## [DESCRIPTION OF THE TASK]
Copy out all of the material exactly as presented.
* BEGIN AVAILABLE RECORDS *
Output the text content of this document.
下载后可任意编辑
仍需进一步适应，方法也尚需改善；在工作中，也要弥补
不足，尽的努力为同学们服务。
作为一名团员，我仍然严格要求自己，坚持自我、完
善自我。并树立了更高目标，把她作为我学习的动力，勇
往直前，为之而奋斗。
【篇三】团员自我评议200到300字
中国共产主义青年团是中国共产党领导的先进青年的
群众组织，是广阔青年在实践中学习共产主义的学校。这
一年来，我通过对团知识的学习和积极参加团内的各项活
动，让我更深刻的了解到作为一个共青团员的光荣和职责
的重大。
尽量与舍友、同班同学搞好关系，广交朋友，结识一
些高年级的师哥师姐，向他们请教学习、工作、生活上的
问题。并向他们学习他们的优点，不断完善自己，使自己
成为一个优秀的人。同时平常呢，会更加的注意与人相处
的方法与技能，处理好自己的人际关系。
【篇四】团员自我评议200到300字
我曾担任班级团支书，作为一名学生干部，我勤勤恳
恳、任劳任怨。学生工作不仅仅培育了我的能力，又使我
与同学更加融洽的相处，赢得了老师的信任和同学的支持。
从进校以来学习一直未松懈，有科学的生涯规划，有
* END AVAILABLE RECORDS *
## [FINISHED ANSWER]
Output the text content of this document.
下载后可任意编辑
仍需进一步适应，方法也尚需改善；在工作中，也要弥补
不足，尽的努力为同学们服务。
作为一名团员，我仍然严格要求自己，坚持自我、完
善自我。并树立了更高目标，把她作为我学习的动力，勇
往直前，为之而奋斗。
【篇三】团员自我评议200到300字
中国共产主义青年团是中国共产党领导的先进青年的
群众组织，是广阔青年在实践中学习共产主义的学校。这
一年来，我通过对团知识的学习和积极参加团内的各项活
动，让我更深刻的了解到作为一个共青团员的光荣和职责
的重大。
尽量与舍友、同班同学搞好关系，广交朋友，结识一
些高年级的师哥师姐，向他们请教学习、工作、生活上的
问题。并向他们学习他们的优点，不断完善自己，使自己
成为一个优秀的人。同时平常呢，会更加的注意与人相处
的方法与技能，处理好自己的人际关系。
【篇四】团员自我评议200到300字
我曾担任班级团支书，作为一名学生干部，我勤勤恳
恳、任劳任怨。学生工作不仅仅培育了我的能力，又使我
与同学更加融洽的相处，赢得了老师的信任和同学的支持。
从进校以来学习一直未松懈，有科学的生涯规划，有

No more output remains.